§ **Written request**: Search the records for the word "caption" and report each line that has it.

-- start Dataset records --

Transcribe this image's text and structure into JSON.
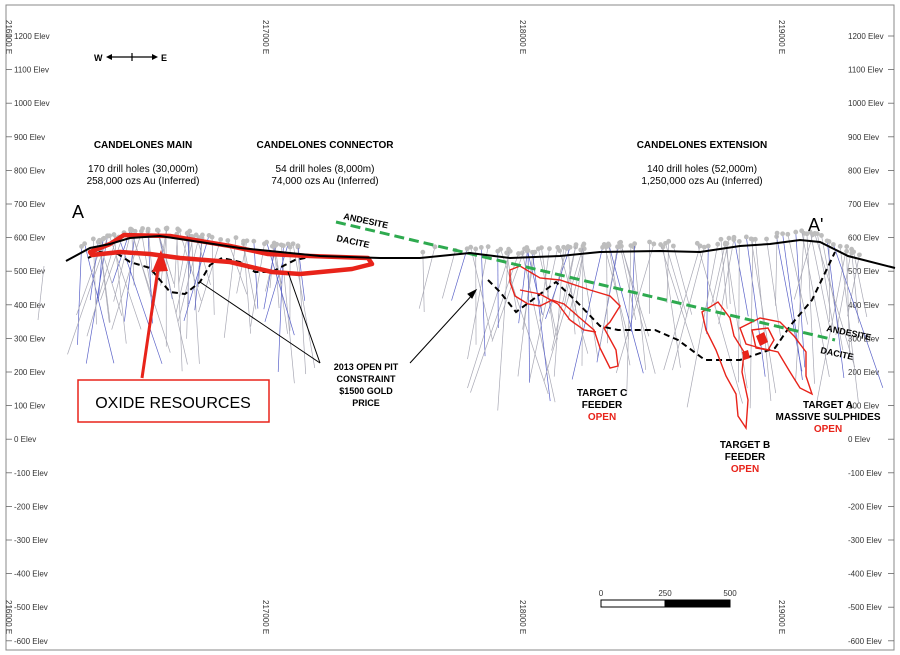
{
  "section": {
    "end_left": "A",
    "end_right": "A'",
    "direction": {
      "west": "W",
      "east": "E"
    }
  },
  "elevation_labels": [
    "1200 Elev",
    "1100 Elev",
    "1000 Elev",
    "900 Elev",
    "800 Elev",
    "700 Elev",
    "600 Elev",
    "500 Elev",
    "400 Elev",
    "300 Elev",
    "200 Elev",
    "100 Elev",
    "0 Elev",
    "-100 Elev",
    "-200 Elev",
    "-300 Elev",
    "-400 Elev",
    "-500 Elev",
    "-600 Elev"
  ],
  "easting_labels": [
    "216000 E",
    "217000 E",
    "218000 E",
    "219000 E"
  ],
  "zones": [
    {
      "title": "CANDELONES MAIN",
      "holes": "170 drill holes (30,000m)",
      "resource": "258,000 ozs Au (Inferred)"
    },
    {
      "title": "CANDELONES CONNECTOR",
      "holes": "54 drill holes (8,000m)",
      "resource": "74,000 ozs Au (Inferred)"
    },
    {
      "title": "CANDELONES EXTENSION",
      "holes": "140 drill holes (52,000m)",
      "resource": "1,250,000 ozs Au (Inferred)"
    }
  ],
  "lithology": {
    "upper": "ANDESITE",
    "lower": "DACITE"
  },
  "pit_constraint": [
    "2013 OPEN PIT",
    "CONSTRAINT",
    "$1500  GOLD",
    "PRICE"
  ],
  "oxide_label": "OXIDE RESOURCES",
  "targets": {
    "c": {
      "line1": "TARGET C",
      "line2": "FEEDER",
      "status": "OPEN"
    },
    "b": {
      "line1": "TARGET B",
      "line2": "FEEDER",
      "status": "OPEN"
    },
    "a": {
      "line1": "TARGET A",
      "line2": "MASSIVE SULPHIDES",
      "status": "OPEN"
    }
  },
  "scale_bar": {
    "labels": [
      "0",
      "250",
      "500"
    ]
  },
  "colors": {
    "ore_outline": "#e8231a",
    "pit": "#000000",
    "contact": "#2eaa4f",
    "drillhole": "#a8a8b4"
  }
}
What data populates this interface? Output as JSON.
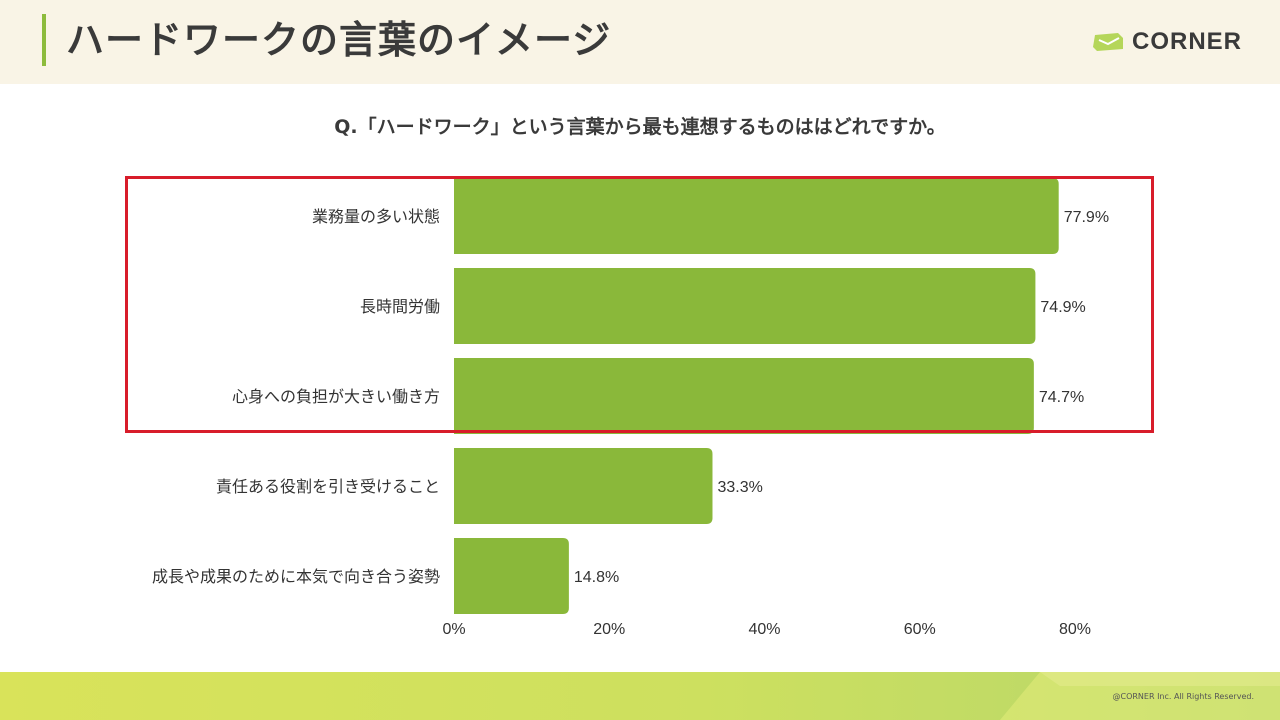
{
  "page": {
    "title": "ハードワークの言葉のイメージ",
    "logo_text": "CORNER",
    "copyright": "@CORNER Inc. All Rights Reserved."
  },
  "colors": {
    "bar": "#8ab83a",
    "highlight": "#d81c2a",
    "header_bg": "#f9f4e6"
  },
  "chart_data": {
    "type": "bar",
    "orientation": "horizontal",
    "title": "Q.「ハードワーク」という言葉から最も連想するものははどれですか。",
    "categories": [
      "業務量の多い状態",
      "長時間労働",
      "心身への負担が大きい働き方",
      "責任ある役割を引き受けること",
      "成長や成果のために本気で向き合う姿勢"
    ],
    "values": [
      77.9,
      74.9,
      74.7,
      33.3,
      14.8
    ],
    "value_labels": [
      "77.9%",
      "74.9%",
      "74.7%",
      "33.3%",
      "14.8%"
    ],
    "xlim": [
      0,
      80
    ],
    "x_ticks": [
      "0%",
      "20%",
      "40%",
      "60%",
      "80%"
    ],
    "grid": false,
    "highlighted_categories": [
      0,
      1,
      2
    ]
  }
}
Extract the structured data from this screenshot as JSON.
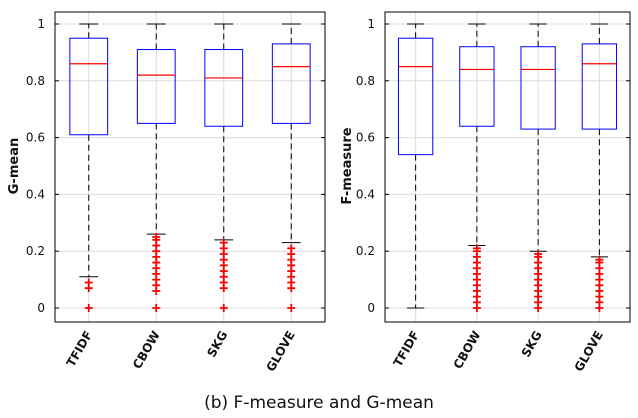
{
  "caption": "(b) F-measure and G-mean",
  "colors": {
    "box": "#0000ff",
    "median": "#ff0000",
    "outlier": "#ff0000",
    "whisker": "#000000",
    "grid": "#dcdcdc"
  },
  "chart_data": [
    {
      "type": "box",
      "ylabel": "G-mean",
      "xlabel": "",
      "title": "",
      "ylim": [
        0,
        1
      ],
      "yticks": [
        "0",
        "0.2",
        "0.4",
        "0.6",
        "0.8",
        "1"
      ],
      "grid": true,
      "categories": [
        "TFIDF",
        "CBOW",
        "SKG",
        "GLOVE"
      ],
      "boxes": [
        {
          "whisker_low": 0.11,
          "q1": 0.61,
          "median": 0.86,
          "q3": 0.95,
          "whisker_high": 1.0,
          "outliers": [
            0.0,
            0.07,
            0.09
          ]
        },
        {
          "whisker_low": 0.26,
          "q1": 0.65,
          "median": 0.82,
          "q3": 0.91,
          "whisker_high": 1.0,
          "outliers": [
            0.0,
            0.06,
            0.08,
            0.1,
            0.12,
            0.14,
            0.16,
            0.18,
            0.2,
            0.22,
            0.24,
            0.25
          ]
        },
        {
          "whisker_low": 0.24,
          "q1": 0.64,
          "median": 0.81,
          "q3": 0.91,
          "whisker_high": 1.0,
          "outliers": [
            0.0,
            0.07,
            0.09,
            0.11,
            0.13,
            0.15,
            0.17,
            0.19,
            0.21,
            0.23
          ]
        },
        {
          "whisker_low": 0.23,
          "q1": 0.65,
          "median": 0.85,
          "q3": 0.93,
          "whisker_high": 1.0,
          "outliers": [
            0.0,
            0.07,
            0.09,
            0.11,
            0.13,
            0.15,
            0.17,
            0.19,
            0.21
          ]
        }
      ]
    },
    {
      "type": "box",
      "ylabel": "F-measure",
      "xlabel": "",
      "title": "",
      "ylim": [
        0,
        1
      ],
      "yticks": [
        "0",
        "0.2",
        "0.4",
        "0.6",
        "0.8",
        "1"
      ],
      "grid": true,
      "categories": [
        "TFIDF",
        "CBOW",
        "SKG",
        "GLOVE"
      ],
      "boxes": [
        {
          "whisker_low": 0.0,
          "q1": 0.54,
          "median": 0.85,
          "q3": 0.95,
          "whisker_high": 1.0,
          "outliers": []
        },
        {
          "whisker_low": 0.22,
          "q1": 0.64,
          "median": 0.84,
          "q3": 0.92,
          "whisker_high": 1.0,
          "outliers": [
            0.0,
            0.02,
            0.04,
            0.06,
            0.08,
            0.1,
            0.12,
            0.14,
            0.16,
            0.18,
            0.2,
            0.21
          ]
        },
        {
          "whisker_low": 0.2,
          "q1": 0.63,
          "median": 0.84,
          "q3": 0.92,
          "whisker_high": 1.0,
          "outliers": [
            0.0,
            0.02,
            0.04,
            0.06,
            0.08,
            0.1,
            0.12,
            0.14,
            0.16,
            0.18,
            0.19
          ]
        },
        {
          "whisker_low": 0.18,
          "q1": 0.63,
          "median": 0.86,
          "q3": 0.93,
          "whisker_high": 1.0,
          "outliers": [
            0.0,
            0.02,
            0.04,
            0.06,
            0.08,
            0.1,
            0.12,
            0.14,
            0.16,
            0.17
          ]
        }
      ]
    }
  ]
}
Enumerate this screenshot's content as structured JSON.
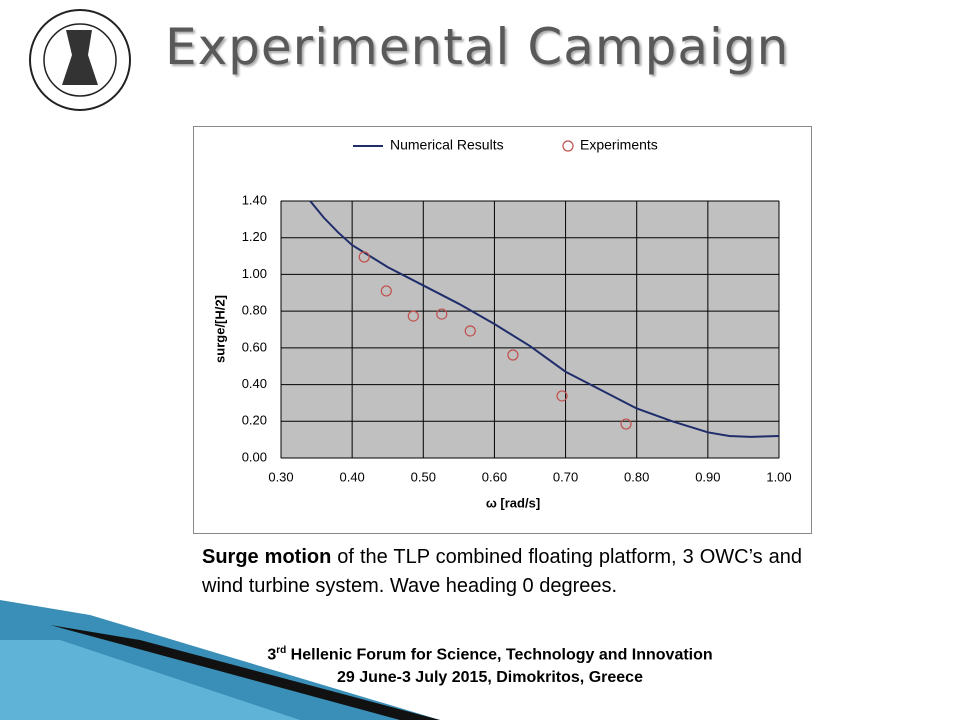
{
  "title": "Experimental Campaign",
  "chart_data": {
    "type": "line",
    "xlabel": "ω [rad/s]",
    "ylabel": "surge/[H/2]",
    "xlim": [
      0.3,
      1.0
    ],
    "ylim": [
      0,
      1.4
    ],
    "xticks": [
      {
        "value": 0.3,
        "label": "0.30"
      },
      {
        "value": 0.4,
        "label": "0.40"
      },
      {
        "value": 0.5,
        "label": "0.50"
      },
      {
        "value": 0.6,
        "label": "0.60"
      },
      {
        "value": 0.7,
        "label": "0.70"
      },
      {
        "value": 0.8,
        "label": "0.80"
      },
      {
        "value": 0.9,
        "label": "0.90"
      },
      {
        "value": 1.0,
        "label": "1.00"
      }
    ],
    "yticks": [
      {
        "value": 0,
        "label": "0.00"
      },
      {
        "value": 0.2,
        "label": "0.20"
      },
      {
        "value": 0.4,
        "label": "0.40"
      },
      {
        "value": 0.6,
        "label": "0.60"
      },
      {
        "value": 0.8,
        "label": "0.80"
      },
      {
        "value": 1.0,
        "label": "1.00"
      },
      {
        "value": 1.2,
        "label": "1.20"
      },
      {
        "value": 1.4,
        "label": "1.40"
      }
    ],
    "grid": true,
    "legend": "top",
    "series": [
      {
        "name": "Numerical Results",
        "type": "line",
        "color": "#1f2d6b",
        "x": [
          0.341,
          0.36,
          0.38,
          0.4,
          0.45,
          0.5,
          0.55,
          0.6,
          0.65,
          0.7,
          0.75,
          0.8,
          0.85,
          0.9,
          0.93,
          0.96,
          1.0
        ],
        "values": [
          1.4,
          1.31,
          1.23,
          1.16,
          1.04,
          0.94,
          0.84,
          0.73,
          0.61,
          0.47,
          0.37,
          0.27,
          0.2,
          0.14,
          0.12,
          0.115,
          0.12
        ]
      },
      {
        "name": "Experiments",
        "type": "scatter",
        "color": "#c0504d",
        "x": [
          0.417,
          0.448,
          0.486,
          0.526,
          0.566,
          0.626,
          0.695,
          0.785
        ],
        "values": [
          1.095,
          0.91,
          0.773,
          0.784,
          0.692,
          0.561,
          0.338,
          0.185
        ]
      }
    ]
  },
  "caption": {
    "bold": "Surge motion",
    "text": " of the TLP combined floating platform, 3 OWC’s and wind turbine system. Wave heading 0 degrees."
  },
  "footer": {
    "line1": {
      "number": "3",
      "superscript": "rd",
      "text": " Hellenic Forum for Science, Technology and Innovation"
    },
    "line2": "29 June-3 July 2015, Dimokritos, Greece"
  }
}
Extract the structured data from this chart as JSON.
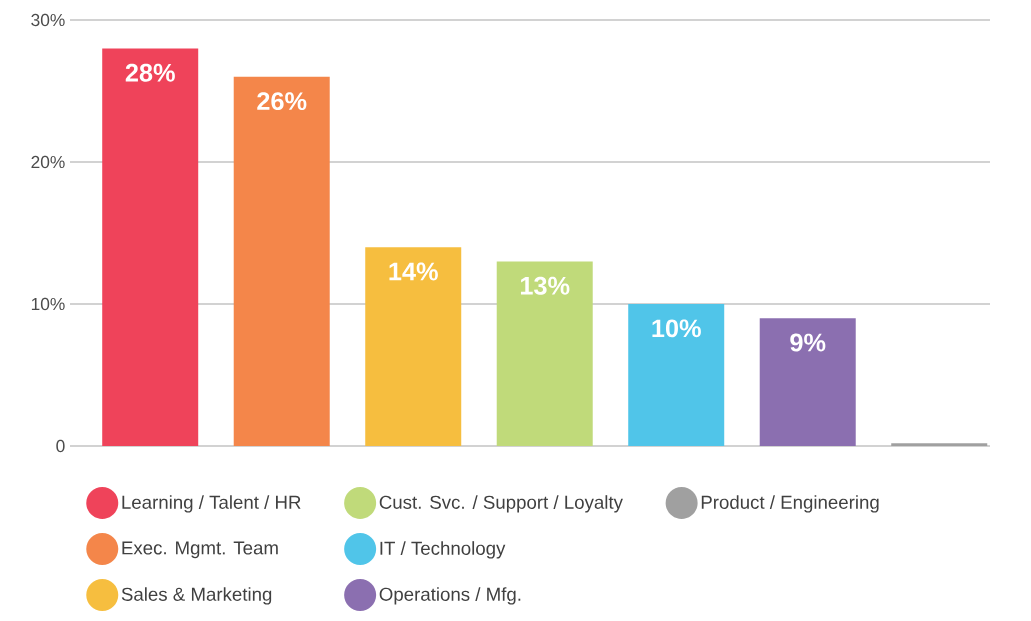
{
  "chart_data": {
    "type": "bar",
    "categories": [
      null
    ],
    "series": [
      {
        "name": "Learning / Talent / HR",
        "color": "#ef435a",
        "values": [
          28
        ],
        "value_labels": [
          "28%"
        ]
      },
      {
        "name": "Exec. Mgmt. Team",
        "color": "#f4864a",
        "values": [
          26
        ],
        "value_labels": [
          "26%"
        ]
      },
      {
        "name": "Sales & Marketing",
        "color": "#f6be3f",
        "values": [
          14
        ],
        "value_labels": [
          "14%"
        ]
      },
      {
        "name": "Cust. Svc. / Support / Loyalty",
        "color": "#c0da7a",
        "values": [
          13
        ],
        "value_labels": [
          "13%"
        ]
      },
      {
        "name": "IT / Technology",
        "color": "#50c5e9",
        "values": [
          10
        ],
        "value_labels": [
          "10%"
        ]
      },
      {
        "name": "Operations / Mfg.",
        "color": "#8b6fb0",
        "values": [
          9
        ],
        "value_labels": [
          "9%"
        ]
      },
      {
        "name": "Product / Engineering",
        "color": "#a0a0a0",
        "values": [
          0.2
        ],
        "value_labels": [
          null
        ]
      }
    ],
    "ylim": [
      0,
      30
    ],
    "yticks": [
      0,
      {
        "value": 10,
        "label": "10%"
      },
      {
        "value": 20,
        "label": "20%"
      },
      {
        "value": 30,
        "label": "30%"
      }
    ],
    "grid": "y",
    "legend": "bottom",
    "tick_labels": "y"
  }
}
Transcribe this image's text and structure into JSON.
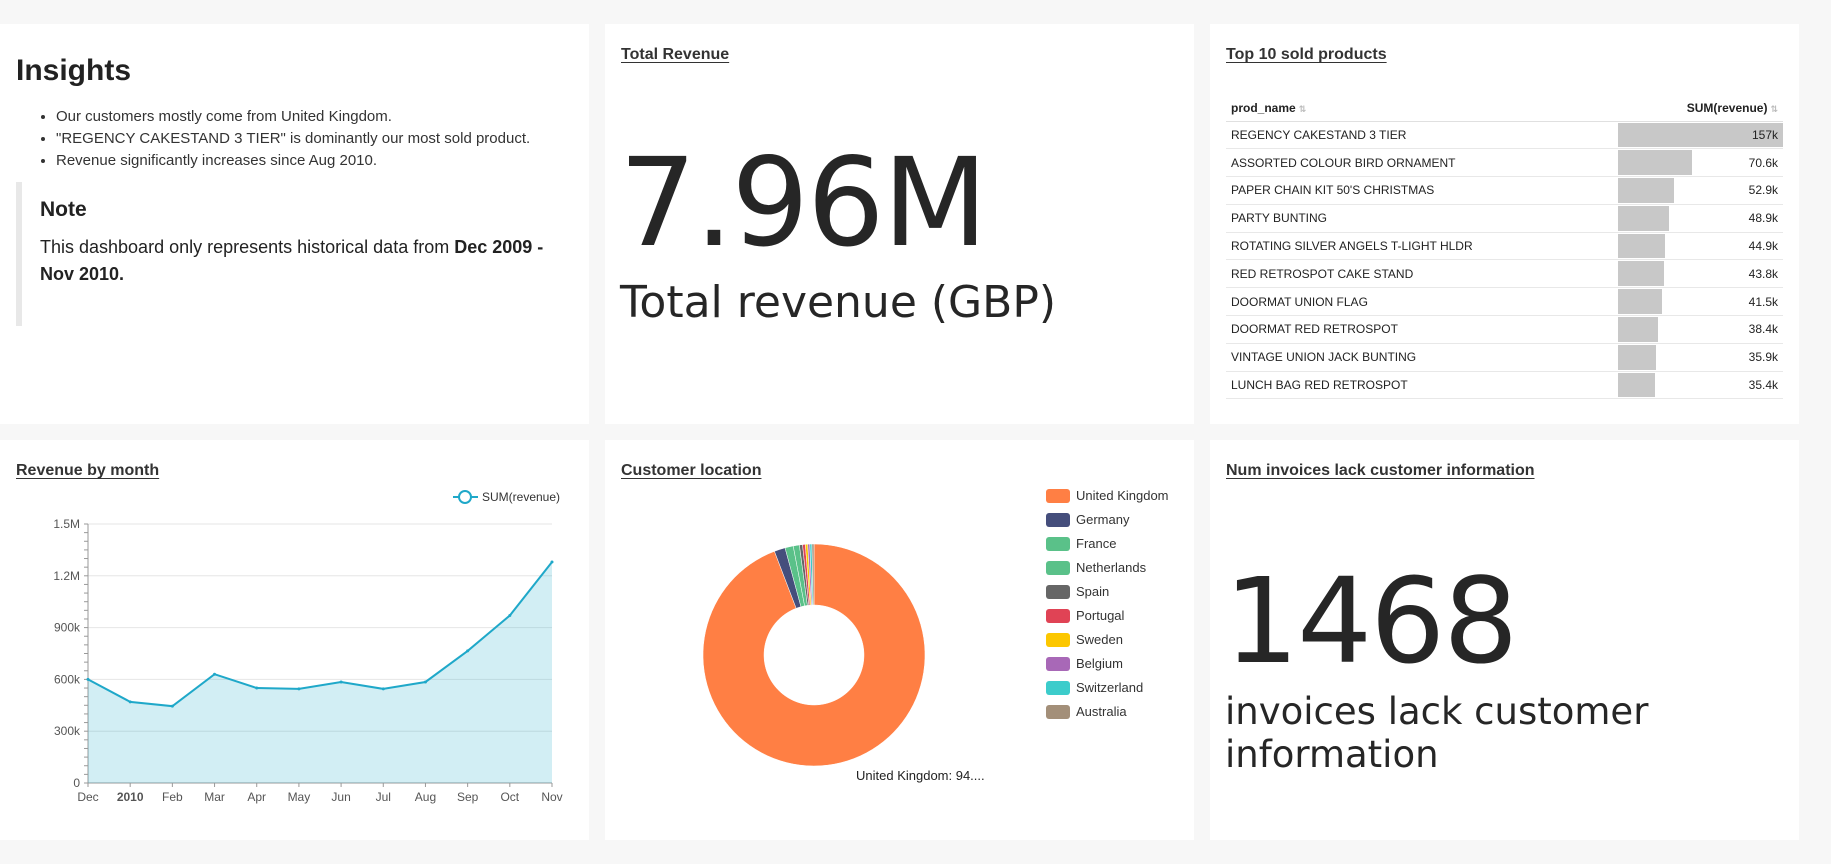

-- end Dataset records --

§ **Expected output**:
  "caption": "(b) F-measure and G-mean",
  "caption": {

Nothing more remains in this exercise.